# SET EXERCISE:
Count how many lines of the material hold "энергетики". Respond with that number alone.

---------------

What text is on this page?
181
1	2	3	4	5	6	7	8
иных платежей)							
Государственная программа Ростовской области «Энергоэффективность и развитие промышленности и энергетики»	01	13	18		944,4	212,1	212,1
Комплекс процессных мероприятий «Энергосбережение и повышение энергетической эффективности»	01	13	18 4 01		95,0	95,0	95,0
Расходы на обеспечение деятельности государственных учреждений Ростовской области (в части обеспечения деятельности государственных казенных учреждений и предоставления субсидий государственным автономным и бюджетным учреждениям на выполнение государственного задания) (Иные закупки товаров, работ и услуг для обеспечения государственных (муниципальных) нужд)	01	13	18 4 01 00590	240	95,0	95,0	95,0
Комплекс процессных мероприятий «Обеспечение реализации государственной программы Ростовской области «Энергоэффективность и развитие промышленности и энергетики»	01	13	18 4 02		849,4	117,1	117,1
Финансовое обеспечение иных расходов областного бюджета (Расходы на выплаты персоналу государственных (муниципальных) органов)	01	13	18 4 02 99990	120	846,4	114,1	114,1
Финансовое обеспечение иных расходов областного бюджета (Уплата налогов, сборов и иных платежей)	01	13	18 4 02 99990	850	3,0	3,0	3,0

---------------

# COMPLETE OUTPUT:
2